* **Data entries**
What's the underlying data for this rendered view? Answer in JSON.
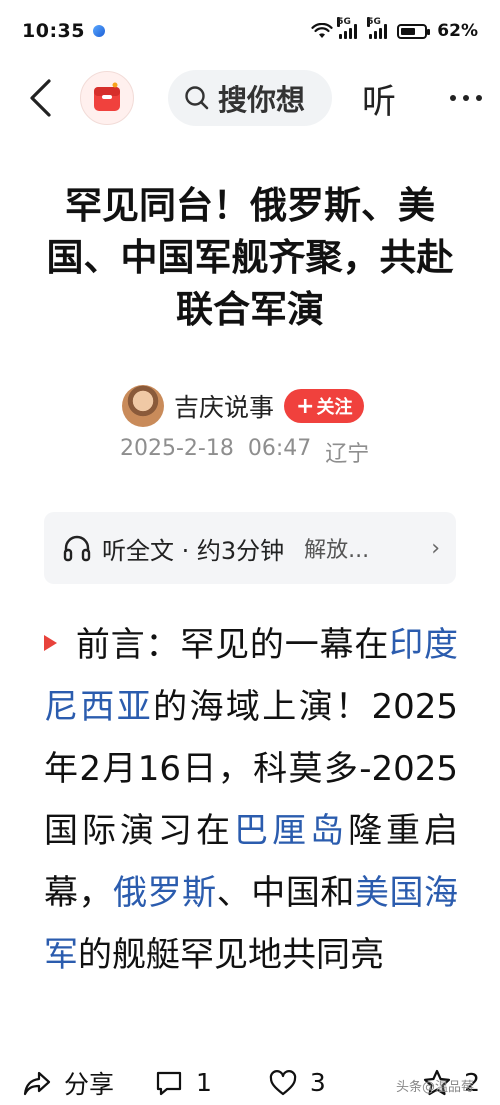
{
  "status_bar": {
    "time": "10:35",
    "network_1": "5G",
    "network_2": "5G",
    "battery_percent": "62%",
    "battery_level": 0.62
  },
  "nav": {
    "search_text": "搜你想",
    "listen_label": "听"
  },
  "article": {
    "title": "罕见同台！俄罗斯、美国、中国军舰齐聚，共赴联合军演",
    "author": "吉庆说事",
    "follow_label": "关注",
    "date": "2025-2-18",
    "time": "06:47",
    "location": "辽宁",
    "listen_bar": {
      "label": "听全文 · 约3分钟",
      "extra": "解放..."
    },
    "body": {
      "p1_prefix": "前言：罕见的一幕在",
      "link_1": "印度尼西亚",
      "p1_mid_1": "的海域上演！2025年2月16日，科莫多-2025国际演习在",
      "link_2": "巴厘岛",
      "p1_mid_2": "隆重启幕，",
      "link_3": "俄罗斯",
      "p1_mid_3": "、中国和",
      "link_4": "美国海军",
      "p1_suffix": "的舰艇罕见地共同亮"
    }
  },
  "bottom_bar": {
    "share_label": "分享",
    "comment_count": "1",
    "like_count": "3",
    "favorite_count": "2",
    "watermark": "头条@温品莓"
  },
  "colors": {
    "accent_red": "#f0413d",
    "link_blue": "#2b5cae"
  }
}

* **What you need to do**
With the pictures omitted, reproduce the records in full and exactly.

* **Written response**
What's the underlying data for this rendered view? Answer in JSON.
{
  "status_bar": {
    "time": "10:35",
    "network_1": "5G",
    "network_2": "5G",
    "battery_percent": "62%",
    "battery_level": 0.62
  },
  "nav": {
    "search_text": "搜你想",
    "listen_label": "听"
  },
  "article": {
    "title": "罕见同台！俄罗斯、美国、中国军舰齐聚，共赴联合军演",
    "author": "吉庆说事",
    "follow_label": "关注",
    "date": "2025-2-18",
    "time": "06:47",
    "location": "辽宁",
    "listen_bar": {
      "label": "听全文 · 约3分钟",
      "extra": "解放..."
    },
    "body": {
      "p1_prefix": "前言：罕见的一幕在",
      "link_1": "印度尼西亚",
      "p1_mid_1": "的海域上演！2025年2月16日，科莫多-2025国际演习在",
      "link_2": "巴厘岛",
      "p1_mid_2": "隆重启幕，",
      "link_3": "俄罗斯",
      "p1_mid_3": "、中国和",
      "link_4": "美国海军",
      "p1_suffix": "的舰艇罕见地共同亮"
    }
  },
  "bottom_bar": {
    "share_label": "分享",
    "comment_count": "1",
    "like_count": "3",
    "favorite_count": "2",
    "watermark": "头条@温品莓"
  },
  "colors": {
    "accent_red": "#f0413d",
    "link_blue": "#2b5cae"
  }
}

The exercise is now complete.